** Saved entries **
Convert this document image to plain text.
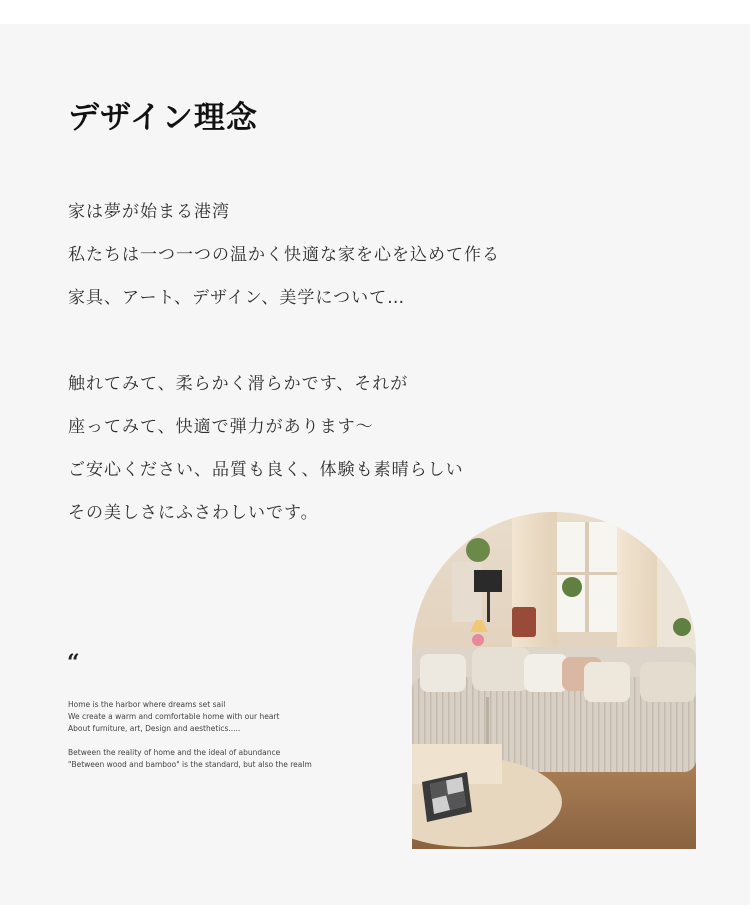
デザイン理念
家は夢が始まる港湾
私たちは一つ一つの温かく快適な家を心を込めて作る
家具、アート、デザイン、美学について…
触れてみて、柔らかく滑らかです、それが
座ってみて、快適で弾力があります～
ご安心ください、品質も良く、体験も素晴らしい
その美しさにふさわしいです。
“
Home is the harbor where dreams set sail
We create a warm and comfortable home with our heart
About furniture, art, Design and aesthetics.....
Between the reality of home and the ideal of abundance
"Between wood and bamboo" is the standard, but also the realm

** OBJECTIVE **
Tally the lines of the listing that include "Between". Reply with nothing but the count.

** THE RESPONSE **
2